# [Given problem]
In your copy, repeat the records exactly and leave out the pictures.

# [Records for this task]
★ ★ ★ ★ ★
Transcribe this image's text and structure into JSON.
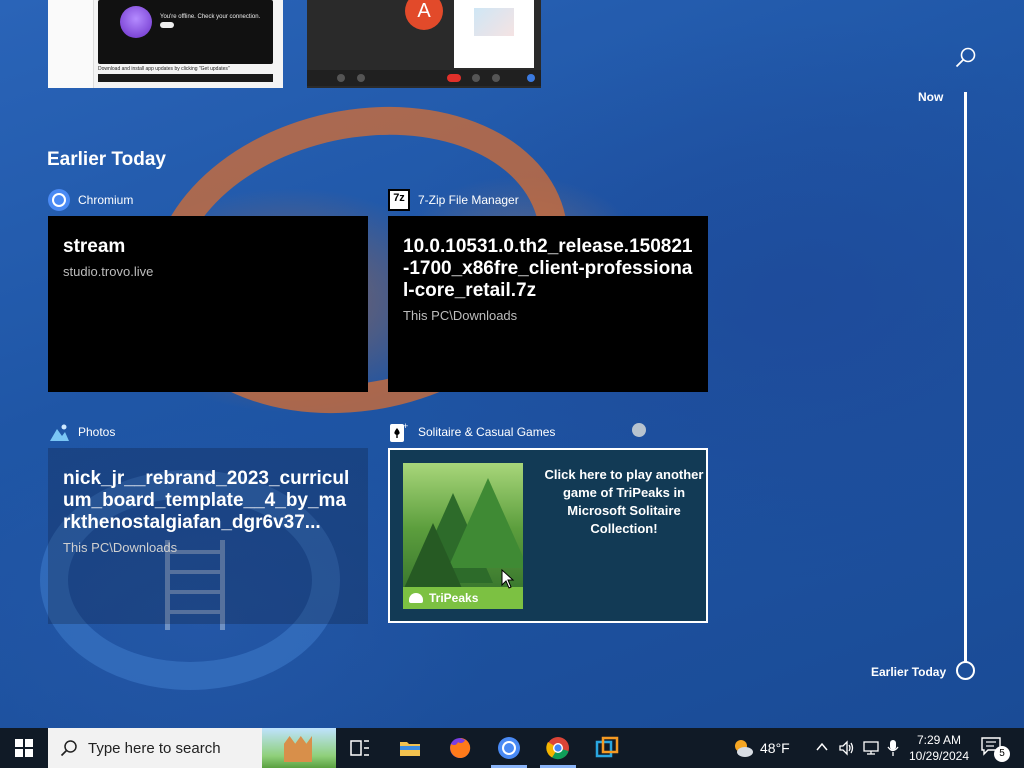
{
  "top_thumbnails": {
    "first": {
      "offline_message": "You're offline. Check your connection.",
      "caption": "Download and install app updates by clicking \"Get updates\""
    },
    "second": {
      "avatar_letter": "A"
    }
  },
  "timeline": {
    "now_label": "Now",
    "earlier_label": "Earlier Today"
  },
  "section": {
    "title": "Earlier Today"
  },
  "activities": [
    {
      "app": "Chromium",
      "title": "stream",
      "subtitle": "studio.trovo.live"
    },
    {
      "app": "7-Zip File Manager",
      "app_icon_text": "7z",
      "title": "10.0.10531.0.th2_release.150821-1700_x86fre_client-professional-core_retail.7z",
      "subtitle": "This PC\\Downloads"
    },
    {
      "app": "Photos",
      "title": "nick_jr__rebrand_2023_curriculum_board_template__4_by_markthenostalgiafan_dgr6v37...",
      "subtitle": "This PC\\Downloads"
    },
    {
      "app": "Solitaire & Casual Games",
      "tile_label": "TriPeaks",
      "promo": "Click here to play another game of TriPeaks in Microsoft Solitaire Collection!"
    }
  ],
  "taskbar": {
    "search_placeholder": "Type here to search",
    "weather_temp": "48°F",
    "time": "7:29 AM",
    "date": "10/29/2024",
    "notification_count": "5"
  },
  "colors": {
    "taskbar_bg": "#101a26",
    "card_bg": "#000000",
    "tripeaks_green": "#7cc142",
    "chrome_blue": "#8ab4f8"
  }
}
★ ★ ★ ★ ★
# [Written reply]
Transcribe this image's text and structure into JSON.
{
  "top_thumbnails": {
    "first": {
      "offline_message": "You're offline. Check your connection.",
      "caption": "Download and install app updates by clicking \"Get updates\""
    },
    "second": {
      "avatar_letter": "A"
    }
  },
  "timeline": {
    "now_label": "Now",
    "earlier_label": "Earlier Today"
  },
  "section": {
    "title": "Earlier Today"
  },
  "activities": [
    {
      "app": "Chromium",
      "title": "stream",
      "subtitle": "studio.trovo.live"
    },
    {
      "app": "7-Zip File Manager",
      "app_icon_text": "7z",
      "title": "10.0.10531.0.th2_release.150821-1700_x86fre_client-professional-core_retail.7z",
      "subtitle": "This PC\\Downloads"
    },
    {
      "app": "Photos",
      "title": "nick_jr__rebrand_2023_curriculum_board_template__4_by_markthenostalgiafan_dgr6v37...",
      "subtitle": "This PC\\Downloads"
    },
    {
      "app": "Solitaire & Casual Games",
      "tile_label": "TriPeaks",
      "promo": "Click here to play another game of TriPeaks in Microsoft Solitaire Collection!"
    }
  ],
  "taskbar": {
    "search_placeholder": "Type here to search",
    "weather_temp": "48°F",
    "time": "7:29 AM",
    "date": "10/29/2024",
    "notification_count": "5"
  },
  "colors": {
    "taskbar_bg": "#101a26",
    "card_bg": "#000000",
    "tripeaks_green": "#7cc142",
    "chrome_blue": "#8ab4f8"
  }
}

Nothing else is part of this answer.